Material for this task:
____________________

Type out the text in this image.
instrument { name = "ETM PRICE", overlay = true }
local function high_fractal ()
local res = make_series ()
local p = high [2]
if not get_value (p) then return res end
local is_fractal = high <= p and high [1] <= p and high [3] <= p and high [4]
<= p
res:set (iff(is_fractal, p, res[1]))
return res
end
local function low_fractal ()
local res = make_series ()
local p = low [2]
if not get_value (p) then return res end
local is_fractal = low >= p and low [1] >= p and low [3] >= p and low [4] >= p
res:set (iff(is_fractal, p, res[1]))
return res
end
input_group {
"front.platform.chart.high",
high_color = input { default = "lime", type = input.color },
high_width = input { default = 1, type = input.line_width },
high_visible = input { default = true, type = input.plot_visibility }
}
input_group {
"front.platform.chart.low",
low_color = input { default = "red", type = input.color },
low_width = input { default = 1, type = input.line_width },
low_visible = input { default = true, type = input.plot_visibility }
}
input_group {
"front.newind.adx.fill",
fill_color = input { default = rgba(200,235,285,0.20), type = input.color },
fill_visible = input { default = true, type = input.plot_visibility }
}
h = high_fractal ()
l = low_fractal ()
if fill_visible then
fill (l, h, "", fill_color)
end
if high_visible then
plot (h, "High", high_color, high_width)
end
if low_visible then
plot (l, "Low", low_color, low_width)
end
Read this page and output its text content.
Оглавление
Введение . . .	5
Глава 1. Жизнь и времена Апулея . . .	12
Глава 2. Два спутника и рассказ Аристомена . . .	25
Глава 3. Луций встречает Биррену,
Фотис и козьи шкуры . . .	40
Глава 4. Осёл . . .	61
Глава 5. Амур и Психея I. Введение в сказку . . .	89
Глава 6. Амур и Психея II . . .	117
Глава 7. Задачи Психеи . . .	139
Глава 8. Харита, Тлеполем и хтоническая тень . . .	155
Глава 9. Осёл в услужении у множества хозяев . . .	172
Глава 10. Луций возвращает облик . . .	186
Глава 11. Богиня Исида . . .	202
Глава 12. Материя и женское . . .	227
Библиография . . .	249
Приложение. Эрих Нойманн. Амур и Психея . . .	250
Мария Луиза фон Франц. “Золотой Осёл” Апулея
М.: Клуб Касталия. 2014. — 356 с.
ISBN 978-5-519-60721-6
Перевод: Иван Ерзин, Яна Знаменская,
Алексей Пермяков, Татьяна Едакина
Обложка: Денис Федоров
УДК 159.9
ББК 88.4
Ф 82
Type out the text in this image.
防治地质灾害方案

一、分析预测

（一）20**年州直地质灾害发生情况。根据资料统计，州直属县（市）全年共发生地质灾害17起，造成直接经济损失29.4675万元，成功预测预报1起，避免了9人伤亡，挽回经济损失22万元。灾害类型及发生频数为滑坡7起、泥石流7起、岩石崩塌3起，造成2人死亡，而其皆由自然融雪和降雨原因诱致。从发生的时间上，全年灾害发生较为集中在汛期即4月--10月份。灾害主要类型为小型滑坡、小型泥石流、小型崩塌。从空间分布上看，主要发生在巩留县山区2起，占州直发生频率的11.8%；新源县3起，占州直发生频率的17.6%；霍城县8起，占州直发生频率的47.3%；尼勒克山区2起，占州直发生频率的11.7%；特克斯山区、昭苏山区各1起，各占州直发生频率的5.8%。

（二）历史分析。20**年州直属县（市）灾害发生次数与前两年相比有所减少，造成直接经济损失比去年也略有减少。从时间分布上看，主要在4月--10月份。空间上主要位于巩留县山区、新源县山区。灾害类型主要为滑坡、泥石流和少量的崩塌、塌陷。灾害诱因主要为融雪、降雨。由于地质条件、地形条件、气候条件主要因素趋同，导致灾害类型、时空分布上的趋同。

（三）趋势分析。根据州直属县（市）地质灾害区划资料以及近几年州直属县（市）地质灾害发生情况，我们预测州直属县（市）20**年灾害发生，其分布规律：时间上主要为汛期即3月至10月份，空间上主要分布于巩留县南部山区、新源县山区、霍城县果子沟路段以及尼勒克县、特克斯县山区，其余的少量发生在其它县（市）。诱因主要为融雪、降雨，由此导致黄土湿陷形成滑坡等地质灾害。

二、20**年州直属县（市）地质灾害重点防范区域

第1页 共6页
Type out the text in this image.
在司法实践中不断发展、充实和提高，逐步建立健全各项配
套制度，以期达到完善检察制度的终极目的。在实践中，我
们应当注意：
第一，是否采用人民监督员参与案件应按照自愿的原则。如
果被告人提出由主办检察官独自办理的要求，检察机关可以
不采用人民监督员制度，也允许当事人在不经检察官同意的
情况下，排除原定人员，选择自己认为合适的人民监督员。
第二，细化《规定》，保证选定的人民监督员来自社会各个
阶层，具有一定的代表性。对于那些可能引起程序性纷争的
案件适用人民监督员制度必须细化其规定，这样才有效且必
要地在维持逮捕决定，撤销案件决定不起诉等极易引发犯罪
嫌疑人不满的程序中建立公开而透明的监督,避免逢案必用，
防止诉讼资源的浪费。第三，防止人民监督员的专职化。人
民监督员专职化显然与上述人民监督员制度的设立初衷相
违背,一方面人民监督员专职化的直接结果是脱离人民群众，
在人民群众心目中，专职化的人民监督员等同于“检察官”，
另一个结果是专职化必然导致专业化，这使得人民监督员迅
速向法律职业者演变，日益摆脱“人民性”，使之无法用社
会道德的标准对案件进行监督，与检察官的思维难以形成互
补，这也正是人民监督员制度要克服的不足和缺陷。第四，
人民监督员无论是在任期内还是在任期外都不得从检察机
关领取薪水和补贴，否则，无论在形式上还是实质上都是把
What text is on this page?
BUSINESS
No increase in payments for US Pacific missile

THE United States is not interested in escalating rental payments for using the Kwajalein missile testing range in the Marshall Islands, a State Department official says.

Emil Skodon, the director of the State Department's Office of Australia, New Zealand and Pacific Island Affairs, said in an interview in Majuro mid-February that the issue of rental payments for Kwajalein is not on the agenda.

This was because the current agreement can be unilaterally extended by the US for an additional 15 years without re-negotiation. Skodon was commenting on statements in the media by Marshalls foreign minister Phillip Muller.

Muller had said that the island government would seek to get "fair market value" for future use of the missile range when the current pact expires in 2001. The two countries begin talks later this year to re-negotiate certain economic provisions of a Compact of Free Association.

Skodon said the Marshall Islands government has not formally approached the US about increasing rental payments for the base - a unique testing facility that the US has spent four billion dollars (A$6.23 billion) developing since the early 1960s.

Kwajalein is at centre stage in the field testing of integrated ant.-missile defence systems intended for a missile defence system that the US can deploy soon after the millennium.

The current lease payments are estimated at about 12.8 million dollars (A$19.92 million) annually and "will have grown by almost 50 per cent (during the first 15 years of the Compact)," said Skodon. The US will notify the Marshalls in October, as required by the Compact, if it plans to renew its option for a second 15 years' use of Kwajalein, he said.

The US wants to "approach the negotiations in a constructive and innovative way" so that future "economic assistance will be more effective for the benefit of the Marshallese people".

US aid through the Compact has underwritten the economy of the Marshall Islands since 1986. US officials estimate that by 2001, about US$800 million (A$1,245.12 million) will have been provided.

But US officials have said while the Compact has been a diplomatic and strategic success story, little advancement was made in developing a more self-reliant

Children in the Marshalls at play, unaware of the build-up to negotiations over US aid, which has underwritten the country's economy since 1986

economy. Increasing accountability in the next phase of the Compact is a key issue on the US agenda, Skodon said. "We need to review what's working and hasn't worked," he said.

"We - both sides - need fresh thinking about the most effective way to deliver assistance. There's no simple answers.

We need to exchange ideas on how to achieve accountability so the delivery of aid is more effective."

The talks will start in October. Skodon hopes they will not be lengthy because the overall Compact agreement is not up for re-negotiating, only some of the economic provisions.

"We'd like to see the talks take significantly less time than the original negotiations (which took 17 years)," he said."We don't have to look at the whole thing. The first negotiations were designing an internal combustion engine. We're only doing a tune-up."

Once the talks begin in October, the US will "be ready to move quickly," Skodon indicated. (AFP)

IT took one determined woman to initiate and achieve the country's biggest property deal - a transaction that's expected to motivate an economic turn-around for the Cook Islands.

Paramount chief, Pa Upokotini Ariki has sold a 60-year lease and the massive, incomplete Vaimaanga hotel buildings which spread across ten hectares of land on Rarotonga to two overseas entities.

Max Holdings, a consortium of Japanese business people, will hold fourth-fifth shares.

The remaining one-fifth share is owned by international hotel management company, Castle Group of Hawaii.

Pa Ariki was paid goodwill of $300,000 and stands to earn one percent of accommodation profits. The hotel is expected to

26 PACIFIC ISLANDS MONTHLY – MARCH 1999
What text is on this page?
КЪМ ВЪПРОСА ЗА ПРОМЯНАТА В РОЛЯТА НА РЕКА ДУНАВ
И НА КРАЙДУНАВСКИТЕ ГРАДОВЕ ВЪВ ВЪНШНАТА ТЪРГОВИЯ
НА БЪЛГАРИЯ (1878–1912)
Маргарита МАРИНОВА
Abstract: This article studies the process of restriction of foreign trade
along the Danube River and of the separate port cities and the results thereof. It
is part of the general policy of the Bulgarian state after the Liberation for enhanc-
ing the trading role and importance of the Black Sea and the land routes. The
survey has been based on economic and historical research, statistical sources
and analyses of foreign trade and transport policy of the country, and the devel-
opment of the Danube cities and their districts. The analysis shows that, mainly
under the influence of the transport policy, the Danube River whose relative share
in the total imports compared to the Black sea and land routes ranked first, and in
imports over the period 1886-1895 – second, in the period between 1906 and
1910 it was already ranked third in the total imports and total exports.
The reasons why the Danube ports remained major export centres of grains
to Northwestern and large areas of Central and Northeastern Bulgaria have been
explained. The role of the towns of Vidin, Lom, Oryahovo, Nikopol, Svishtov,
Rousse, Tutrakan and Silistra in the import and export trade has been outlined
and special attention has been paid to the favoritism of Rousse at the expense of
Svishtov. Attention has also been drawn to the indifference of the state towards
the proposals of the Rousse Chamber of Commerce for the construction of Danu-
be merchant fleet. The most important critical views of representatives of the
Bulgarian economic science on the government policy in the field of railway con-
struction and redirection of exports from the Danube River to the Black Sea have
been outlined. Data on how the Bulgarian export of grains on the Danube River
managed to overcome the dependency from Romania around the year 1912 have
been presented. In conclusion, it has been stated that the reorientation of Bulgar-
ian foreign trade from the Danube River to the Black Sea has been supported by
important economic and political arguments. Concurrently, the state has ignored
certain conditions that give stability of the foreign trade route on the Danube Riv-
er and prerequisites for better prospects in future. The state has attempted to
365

____________________

Given exercise: Sift through the entries and copy every line with "accountability".

Solution to the exercise:
economy. Increasing accountability in the next phase of the Compact is a key issue on the US agenda, Skodon said. "We need to review what's working and hasn't worked," he said.
We need to exchange ideas on how to achieve accountability so the delivery of aid is more effective."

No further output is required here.